DO THIS » Output the material exactly, but drop every image it holds.

— start —

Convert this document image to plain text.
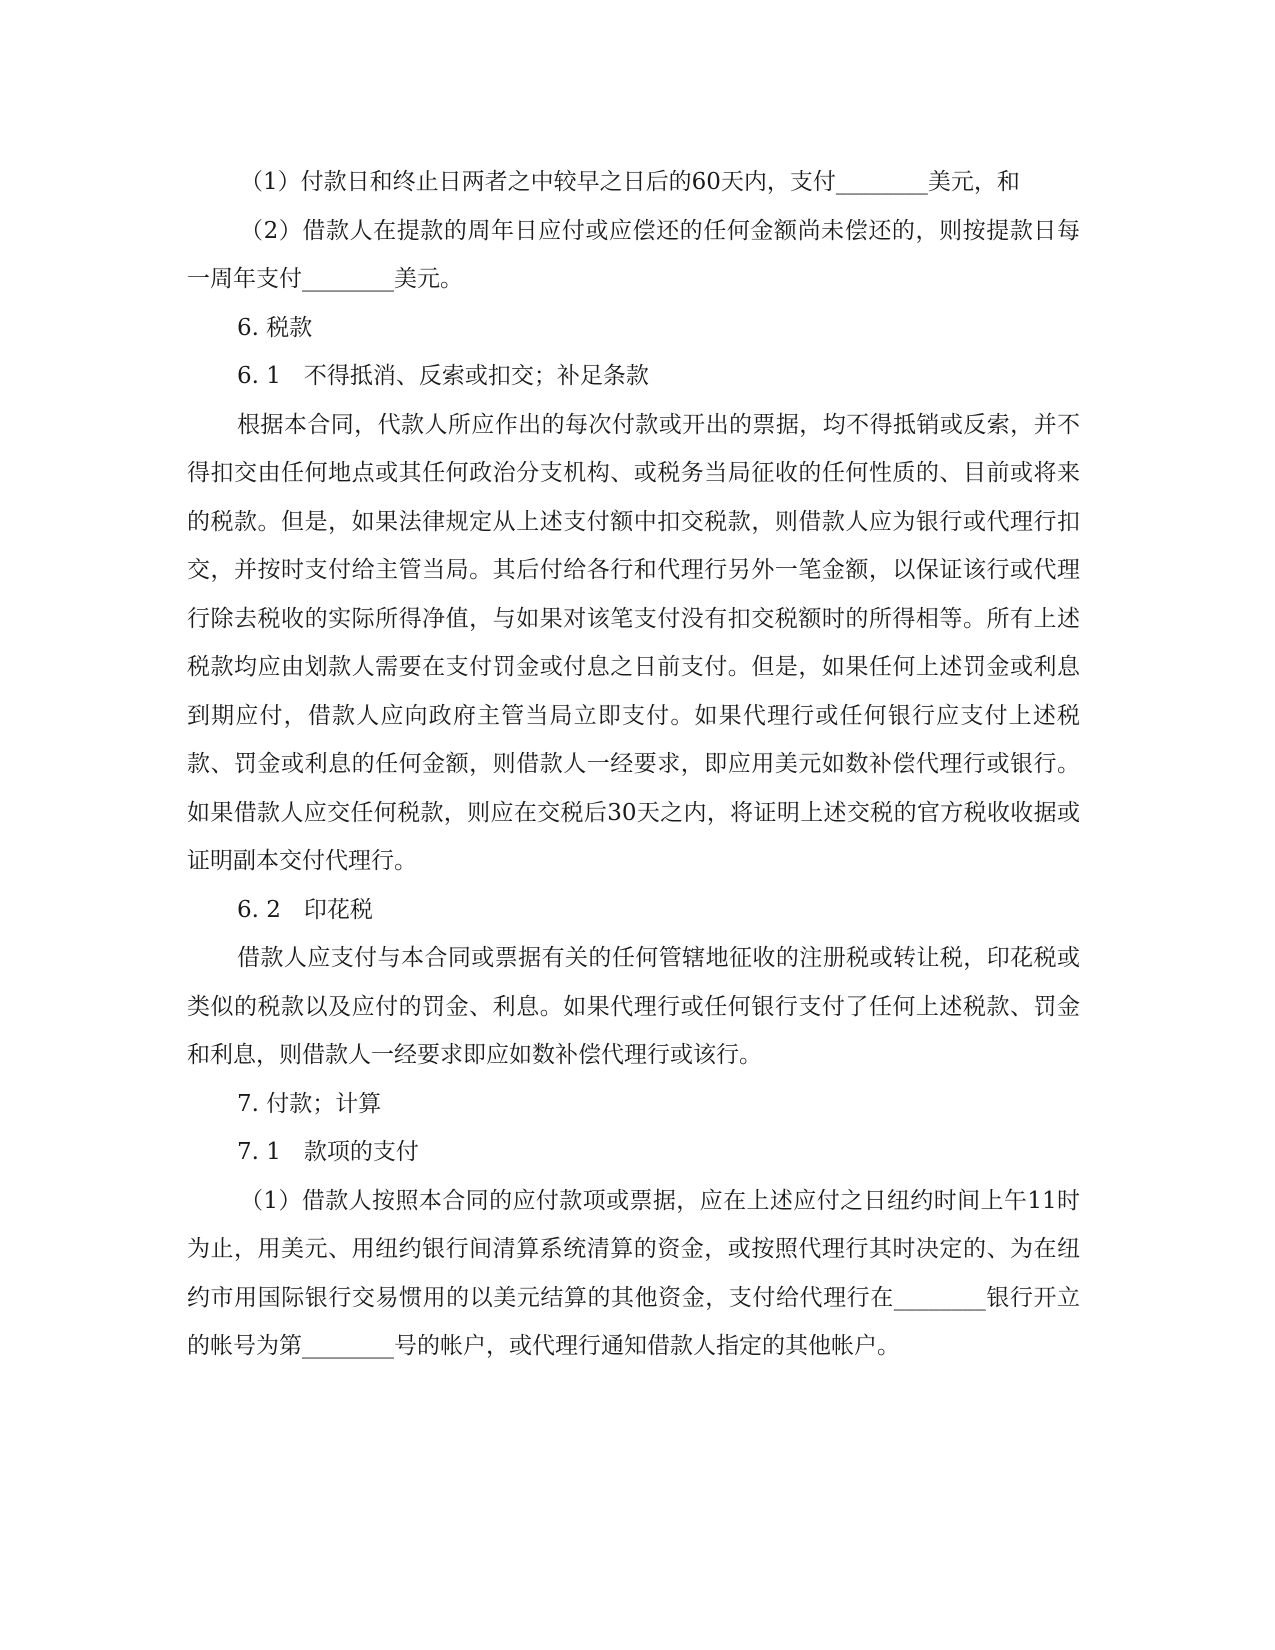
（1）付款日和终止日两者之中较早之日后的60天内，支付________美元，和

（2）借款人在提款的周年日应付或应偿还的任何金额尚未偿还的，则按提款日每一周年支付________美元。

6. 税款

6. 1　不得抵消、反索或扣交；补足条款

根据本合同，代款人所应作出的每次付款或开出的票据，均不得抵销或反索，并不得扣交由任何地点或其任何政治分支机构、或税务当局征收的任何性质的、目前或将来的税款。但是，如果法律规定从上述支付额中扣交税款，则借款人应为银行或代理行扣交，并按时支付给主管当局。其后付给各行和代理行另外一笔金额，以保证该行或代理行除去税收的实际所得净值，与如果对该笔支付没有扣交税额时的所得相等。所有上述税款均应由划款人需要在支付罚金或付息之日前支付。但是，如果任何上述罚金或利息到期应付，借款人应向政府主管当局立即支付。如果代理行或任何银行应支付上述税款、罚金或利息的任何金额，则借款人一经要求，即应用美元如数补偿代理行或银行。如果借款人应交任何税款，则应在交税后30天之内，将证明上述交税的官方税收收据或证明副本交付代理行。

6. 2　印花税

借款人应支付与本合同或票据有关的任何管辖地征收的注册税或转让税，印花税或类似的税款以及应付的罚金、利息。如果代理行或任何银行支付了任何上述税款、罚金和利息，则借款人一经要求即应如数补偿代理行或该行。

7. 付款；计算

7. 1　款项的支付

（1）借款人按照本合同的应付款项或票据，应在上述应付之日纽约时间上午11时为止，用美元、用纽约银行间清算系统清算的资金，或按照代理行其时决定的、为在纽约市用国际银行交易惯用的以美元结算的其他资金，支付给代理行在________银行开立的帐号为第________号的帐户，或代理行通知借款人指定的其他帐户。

— end —

FULL OUTPUT »
Convert this document image to plain text.
（1）付款日和终止日两者之中较早之日后的60天内，支付________美元，和

（2）借款人在提款的周年日应付或应偿还的任何金额尚未偿还的，则按提款日每一周年支付________美元。

6. 税款

6. 1　不得抵消、反索或扣交；补足条款

根据本合同，代款人所应作出的每次付款或开出的票据，均不得抵销或反索，并不得扣交由任何地点或其任何政治分支机构、或税务当局征收的任何性质的、目前或将来的税款。但是，如果法律规定从上述支付额中扣交税款，则借款人应为银行或代理行扣交，并按时支付给主管当局。其后付给各行和代理行另外一笔金额，以保证该行或代理行除去税收的实际所得净值，与如果对该笔支付没有扣交税额时的所得相等。所有上述税款均应由划款人需要在支付罚金或付息之日前支付。但是，如果任何上述罚金或利息到期应付，借款人应向政府主管当局立即支付。如果代理行或任何银行应支付上述税款、罚金或利息的任何金额，则借款人一经要求，即应用美元如数补偿代理行或银行。如果借款人应交任何税款，则应在交税后30天之内，将证明上述交税的官方税收收据或证明副本交付代理行。

6. 2　印花税

借款人应支付与本合同或票据有关的任何管辖地征收的注册税或转让税，印花税或类似的税款以及应付的罚金、利息。如果代理行或任何银行支付了任何上述税款、罚金和利息，则借款人一经要求即应如数补偿代理行或该行。

7. 付款；计算

7. 1　款项的支付

（1）借款人按照本合同的应付款项或票据，应在上述应付之日纽约时间上午11时为止，用美元、用纽约银行间清算系统清算的资金，或按照代理行其时决定的、为在纽约市用国际银行交易惯用的以美元结算的其他资金，支付给代理行在________银行开立的帐号为第________号的帐户，或代理行通知借款人指定的其他帐户。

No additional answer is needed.